## GIVEN PROBLEM
Copy every record word for word.

=== DATA FOR PROCESSING ===

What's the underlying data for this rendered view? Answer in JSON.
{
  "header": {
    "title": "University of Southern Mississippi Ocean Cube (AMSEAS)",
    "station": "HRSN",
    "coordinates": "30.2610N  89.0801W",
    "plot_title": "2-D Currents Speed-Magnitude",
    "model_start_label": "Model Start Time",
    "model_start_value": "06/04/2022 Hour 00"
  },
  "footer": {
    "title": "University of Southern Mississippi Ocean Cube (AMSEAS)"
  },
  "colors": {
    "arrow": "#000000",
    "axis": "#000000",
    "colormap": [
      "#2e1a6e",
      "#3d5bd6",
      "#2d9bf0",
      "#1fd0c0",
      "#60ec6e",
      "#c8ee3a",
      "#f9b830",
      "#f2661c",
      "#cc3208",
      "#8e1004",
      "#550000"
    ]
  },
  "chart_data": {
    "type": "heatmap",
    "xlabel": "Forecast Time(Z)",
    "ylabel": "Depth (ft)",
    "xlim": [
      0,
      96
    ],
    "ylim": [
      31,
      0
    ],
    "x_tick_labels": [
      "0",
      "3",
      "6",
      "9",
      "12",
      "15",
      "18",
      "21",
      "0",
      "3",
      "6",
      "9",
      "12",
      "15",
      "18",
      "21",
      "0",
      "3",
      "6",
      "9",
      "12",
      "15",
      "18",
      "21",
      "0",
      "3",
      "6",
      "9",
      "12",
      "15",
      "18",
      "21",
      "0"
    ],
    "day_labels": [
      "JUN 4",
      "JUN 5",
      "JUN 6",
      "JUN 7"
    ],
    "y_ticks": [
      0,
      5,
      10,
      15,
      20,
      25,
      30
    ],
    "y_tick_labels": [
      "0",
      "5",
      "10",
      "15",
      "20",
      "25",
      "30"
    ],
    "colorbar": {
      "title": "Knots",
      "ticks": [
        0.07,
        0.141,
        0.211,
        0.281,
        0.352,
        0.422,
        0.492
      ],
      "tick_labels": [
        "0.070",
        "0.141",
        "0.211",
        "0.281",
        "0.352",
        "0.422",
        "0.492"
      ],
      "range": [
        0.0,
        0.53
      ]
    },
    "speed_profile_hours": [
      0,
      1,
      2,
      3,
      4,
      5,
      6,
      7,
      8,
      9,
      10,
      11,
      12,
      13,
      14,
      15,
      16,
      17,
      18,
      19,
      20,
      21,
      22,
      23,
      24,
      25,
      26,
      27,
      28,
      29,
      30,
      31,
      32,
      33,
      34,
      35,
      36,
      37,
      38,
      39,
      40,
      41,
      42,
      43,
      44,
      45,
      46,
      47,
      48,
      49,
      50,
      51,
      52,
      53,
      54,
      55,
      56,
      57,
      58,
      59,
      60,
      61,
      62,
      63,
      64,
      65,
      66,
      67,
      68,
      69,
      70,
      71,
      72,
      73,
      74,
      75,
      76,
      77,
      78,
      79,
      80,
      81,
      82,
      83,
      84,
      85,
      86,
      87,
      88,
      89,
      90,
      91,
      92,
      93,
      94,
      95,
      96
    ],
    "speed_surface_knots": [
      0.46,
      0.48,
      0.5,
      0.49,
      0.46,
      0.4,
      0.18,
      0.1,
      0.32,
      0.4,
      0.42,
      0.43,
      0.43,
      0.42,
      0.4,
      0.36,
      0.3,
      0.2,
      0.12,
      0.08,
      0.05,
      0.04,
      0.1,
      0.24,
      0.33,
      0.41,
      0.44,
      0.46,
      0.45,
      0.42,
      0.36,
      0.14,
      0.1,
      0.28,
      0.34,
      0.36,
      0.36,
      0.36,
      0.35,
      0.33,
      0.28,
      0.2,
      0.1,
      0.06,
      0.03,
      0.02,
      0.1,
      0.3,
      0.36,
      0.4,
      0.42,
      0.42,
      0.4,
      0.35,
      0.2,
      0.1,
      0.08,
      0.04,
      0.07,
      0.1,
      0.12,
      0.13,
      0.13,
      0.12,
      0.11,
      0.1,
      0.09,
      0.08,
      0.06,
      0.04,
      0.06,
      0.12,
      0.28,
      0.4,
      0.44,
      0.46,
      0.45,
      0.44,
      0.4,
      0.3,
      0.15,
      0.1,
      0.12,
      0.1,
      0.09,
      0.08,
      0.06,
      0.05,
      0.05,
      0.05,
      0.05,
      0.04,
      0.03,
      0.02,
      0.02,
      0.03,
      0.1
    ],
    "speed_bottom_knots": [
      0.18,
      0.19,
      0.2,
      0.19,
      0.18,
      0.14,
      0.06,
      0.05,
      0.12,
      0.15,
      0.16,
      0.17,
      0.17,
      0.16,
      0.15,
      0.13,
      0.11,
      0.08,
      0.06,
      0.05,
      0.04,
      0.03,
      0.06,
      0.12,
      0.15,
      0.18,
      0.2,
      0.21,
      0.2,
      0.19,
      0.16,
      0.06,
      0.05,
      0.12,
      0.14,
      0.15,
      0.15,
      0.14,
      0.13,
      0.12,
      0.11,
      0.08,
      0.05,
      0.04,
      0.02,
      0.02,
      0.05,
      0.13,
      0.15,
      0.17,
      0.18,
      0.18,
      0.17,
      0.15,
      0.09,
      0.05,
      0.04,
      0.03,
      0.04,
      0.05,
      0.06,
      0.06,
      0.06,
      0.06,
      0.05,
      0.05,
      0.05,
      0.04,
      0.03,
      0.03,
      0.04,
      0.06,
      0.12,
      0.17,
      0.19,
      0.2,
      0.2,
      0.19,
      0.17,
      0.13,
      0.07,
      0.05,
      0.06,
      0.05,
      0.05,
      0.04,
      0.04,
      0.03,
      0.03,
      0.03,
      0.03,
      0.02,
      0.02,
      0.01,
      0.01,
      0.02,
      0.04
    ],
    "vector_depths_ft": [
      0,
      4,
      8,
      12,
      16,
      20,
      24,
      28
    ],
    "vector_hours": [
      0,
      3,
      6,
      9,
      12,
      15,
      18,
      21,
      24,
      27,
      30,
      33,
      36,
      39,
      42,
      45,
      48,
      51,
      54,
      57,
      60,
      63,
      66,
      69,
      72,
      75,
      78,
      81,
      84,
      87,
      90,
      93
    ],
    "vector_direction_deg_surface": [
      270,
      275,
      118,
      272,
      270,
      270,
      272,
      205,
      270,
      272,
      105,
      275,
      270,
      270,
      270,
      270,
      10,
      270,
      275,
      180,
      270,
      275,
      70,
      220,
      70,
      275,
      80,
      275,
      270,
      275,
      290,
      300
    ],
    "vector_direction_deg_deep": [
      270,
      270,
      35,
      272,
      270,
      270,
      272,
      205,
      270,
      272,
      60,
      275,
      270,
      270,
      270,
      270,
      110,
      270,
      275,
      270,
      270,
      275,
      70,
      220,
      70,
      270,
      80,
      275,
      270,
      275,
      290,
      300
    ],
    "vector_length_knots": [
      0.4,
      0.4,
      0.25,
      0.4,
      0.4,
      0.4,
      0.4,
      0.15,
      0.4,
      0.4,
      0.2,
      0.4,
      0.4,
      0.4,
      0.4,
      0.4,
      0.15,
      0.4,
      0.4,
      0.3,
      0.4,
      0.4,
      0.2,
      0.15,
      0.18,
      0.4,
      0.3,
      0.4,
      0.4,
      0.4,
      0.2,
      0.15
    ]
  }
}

===

## RESULT
What's the underlying data for this rendered view? Answer in JSON.
{
  "header": {
    "title": "University of Southern Mississippi Ocean Cube (AMSEAS)",
    "station": "HRSN",
    "coordinates": "30.2610N  89.0801W",
    "plot_title": "2-D Currents Speed-Magnitude",
    "model_start_label": "Model Start Time",
    "model_start_value": "06/04/2022 Hour 00"
  },
  "footer": {
    "title": "University of Southern Mississippi Ocean Cube (AMSEAS)"
  },
  "colors": {
    "arrow": "#000000",
    "axis": "#000000",
    "colormap": [
      "#2e1a6e",
      "#3d5bd6",
      "#2d9bf0",
      "#1fd0c0",
      "#60ec6e",
      "#c8ee3a",
      "#f9b830",
      "#f2661c",
      "#cc3208",
      "#8e1004",
      "#550000"
    ]
  },
  "chart_data": {
    "type": "heatmap",
    "xlabel": "Forecast Time(Z)",
    "ylabel": "Depth (ft)",
    "xlim": [
      0,
      96
    ],
    "ylim": [
      31,
      0
    ],
    "x_tick_labels": [
      "0",
      "3",
      "6",
      "9",
      "12",
      "15",
      "18",
      "21",
      "0",
      "3",
      "6",
      "9",
      "12",
      "15",
      "18",
      "21",
      "0",
      "3",
      "6",
      "9",
      "12",
      "15",
      "18",
      "21",
      "0",
      "3",
      "6",
      "9",
      "12",
      "15",
      "18",
      "21",
      "0"
    ],
    "day_labels": [
      "JUN 4",
      "JUN 5",
      "JUN 6",
      "JUN 7"
    ],
    "y_ticks": [
      0,
      5,
      10,
      15,
      20,
      25,
      30
    ],
    "y_tick_labels": [
      "0",
      "5",
      "10",
      "15",
      "20",
      "25",
      "30"
    ],
    "colorbar": {
      "title": "Knots",
      "ticks": [
        0.07,
        0.141,
        0.211,
        0.281,
        0.352,
        0.422,
        0.492
      ],
      "tick_labels": [
        "0.070",
        "0.141",
        "0.211",
        "0.281",
        "0.352",
        "0.422",
        "0.492"
      ],
      "range": [
        0.0,
        0.53
      ]
    },
    "speed_profile_hours": [
      0,
      1,
      2,
      3,
      4,
      5,
      6,
      7,
      8,
      9,
      10,
      11,
      12,
      13,
      14,
      15,
      16,
      17,
      18,
      19,
      20,
      21,
      22,
      23,
      24,
      25,
      26,
      27,
      28,
      29,
      30,
      31,
      32,
      33,
      34,
      35,
      36,
      37,
      38,
      39,
      40,
      41,
      42,
      43,
      44,
      45,
      46,
      47,
      48,
      49,
      50,
      51,
      52,
      53,
      54,
      55,
      56,
      57,
      58,
      59,
      60,
      61,
      62,
      63,
      64,
      65,
      66,
      67,
      68,
      69,
      70,
      71,
      72,
      73,
      74,
      75,
      76,
      77,
      78,
      79,
      80,
      81,
      82,
      83,
      84,
      85,
      86,
      87,
      88,
      89,
      90,
      91,
      92,
      93,
      94,
      95,
      96
    ],
    "speed_surface_knots": [
      0.46,
      0.48,
      0.5,
      0.49,
      0.46,
      0.4,
      0.18,
      0.1,
      0.32,
      0.4,
      0.42,
      0.43,
      0.43,
      0.42,
      0.4,
      0.36,
      0.3,
      0.2,
      0.12,
      0.08,
      0.05,
      0.04,
      0.1,
      0.24,
      0.33,
      0.41,
      0.44,
      0.46,
      0.45,
      0.42,
      0.36,
      0.14,
      0.1,
      0.28,
      0.34,
      0.36,
      0.36,
      0.36,
      0.35,
      0.33,
      0.28,
      0.2,
      0.1,
      0.06,
      0.03,
      0.02,
      0.1,
      0.3,
      0.36,
      0.4,
      0.42,
      0.42,
      0.4,
      0.35,
      0.2,
      0.1,
      0.08,
      0.04,
      0.07,
      0.1,
      0.12,
      0.13,
      0.13,
      0.12,
      0.11,
      0.1,
      0.09,
      0.08,
      0.06,
      0.04,
      0.06,
      0.12,
      0.28,
      0.4,
      0.44,
      0.46,
      0.45,
      0.44,
      0.4,
      0.3,
      0.15,
      0.1,
      0.12,
      0.1,
      0.09,
      0.08,
      0.06,
      0.05,
      0.05,
      0.05,
      0.05,
      0.04,
      0.03,
      0.02,
      0.02,
      0.03,
      0.1
    ],
    "speed_bottom_knots": [
      0.18,
      0.19,
      0.2,
      0.19,
      0.18,
      0.14,
      0.06,
      0.05,
      0.12,
      0.15,
      0.16,
      0.17,
      0.17,
      0.16,
      0.15,
      0.13,
      0.11,
      0.08,
      0.06,
      0.05,
      0.04,
      0.03,
      0.06,
      0.12,
      0.15,
      0.18,
      0.2,
      0.21,
      0.2,
      0.19,
      0.16,
      0.06,
      0.05,
      0.12,
      0.14,
      0.15,
      0.15,
      0.14,
      0.13,
      0.12,
      0.11,
      0.08,
      0.05,
      0.04,
      0.02,
      0.02,
      0.05,
      0.13,
      0.15,
      0.17,
      0.18,
      0.18,
      0.17,
      0.15,
      0.09,
      0.05,
      0.04,
      0.03,
      0.04,
      0.05,
      0.06,
      0.06,
      0.06,
      0.06,
      0.05,
      0.05,
      0.05,
      0.04,
      0.03,
      0.03,
      0.04,
      0.06,
      0.12,
      0.17,
      0.19,
      0.2,
      0.2,
      0.19,
      0.17,
      0.13,
      0.07,
      0.05,
      0.06,
      0.05,
      0.05,
      0.04,
      0.04,
      0.03,
      0.03,
      0.03,
      0.03,
      0.02,
      0.02,
      0.01,
      0.01,
      0.02,
      0.04
    ],
    "vector_depths_ft": [
      0,
      4,
      8,
      12,
      16,
      20,
      24,
      28
    ],
    "vector_hours": [
      0,
      3,
      6,
      9,
      12,
      15,
      18,
      21,
      24,
      27,
      30,
      33,
      36,
      39,
      42,
      45,
      48,
      51,
      54,
      57,
      60,
      63,
      66,
      69,
      72,
      75,
      78,
      81,
      84,
      87,
      90,
      93
    ],
    "vector_direction_deg_surface": [
      270,
      275,
      118,
      272,
      270,
      270,
      272,
      205,
      270,
      272,
      105,
      275,
      270,
      270,
      270,
      270,
      10,
      270,
      275,
      180,
      270,
      275,
      70,
      220,
      70,
      275,
      80,
      275,
      270,
      275,
      290,
      300
    ],
    "vector_direction_deg_deep": [
      270,
      270,
      35,
      272,
      270,
      270,
      272,
      205,
      270,
      272,
      60,
      275,
      270,
      270,
      270,
      270,
      110,
      270,
      275,
      270,
      270,
      275,
      70,
      220,
      70,
      270,
      80,
      275,
      270,
      275,
      290,
      300
    ],
    "vector_length_knots": [
      0.4,
      0.4,
      0.25,
      0.4,
      0.4,
      0.4,
      0.4,
      0.15,
      0.4,
      0.4,
      0.2,
      0.4,
      0.4,
      0.4,
      0.4,
      0.4,
      0.15,
      0.4,
      0.4,
      0.3,
      0.4,
      0.4,
      0.2,
      0.15,
      0.18,
      0.4,
      0.3,
      0.4,
      0.4,
      0.4,
      0.2,
      0.15
    ]
  }
}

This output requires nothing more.